* _Exercise prompt_
Tally the lines that contain the string "above" and give the number by itself.

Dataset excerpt
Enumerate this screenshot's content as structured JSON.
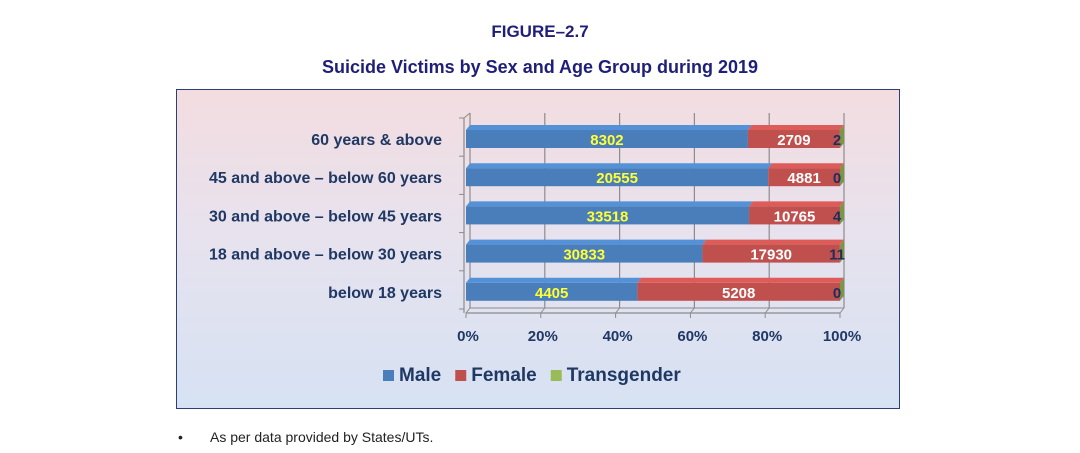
{
  "figure_label": "FIGURE–2.7",
  "footnote": {
    "bullet": "•",
    "text": "As per data provided by States/UTs."
  },
  "colors": {
    "male": "#4a7ebb",
    "female": "#c0504d",
    "transgender": "#9bbb59",
    "male_label": "#ffff33",
    "female_label": "#ffffff",
    "transgender_label": "#1f2d5c",
    "category_label": "#1f3864"
  },
  "chart_data": {
    "type": "bar",
    "orientation": "horizontal",
    "stacked": "percent",
    "title": "Suicide Victims by Sex and Age Group during 2019",
    "categories": [
      "60 years & above",
      "45 and above – below 60 years",
      "30 and above – below 45 years",
      "18 and above – below 30 years",
      "below 18 years"
    ],
    "series": [
      {
        "name": "Male",
        "values": [
          8302,
          20555,
          33518,
          30833,
          4405
        ]
      },
      {
        "name": "Female",
        "values": [
          2709,
          4881,
          10765,
          17930,
          5208
        ]
      },
      {
        "name": "Transgender",
        "values": [
          2,
          0,
          4,
          11,
          0
        ]
      }
    ],
    "x_ticks": [
      "0%",
      "20%",
      "40%",
      "60%",
      "80%",
      "100%"
    ],
    "xlim": [
      0,
      100
    ],
    "xlabel": "",
    "ylabel": "",
    "grid": true,
    "legend_position": "bottom"
  }
}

* _The solution_
4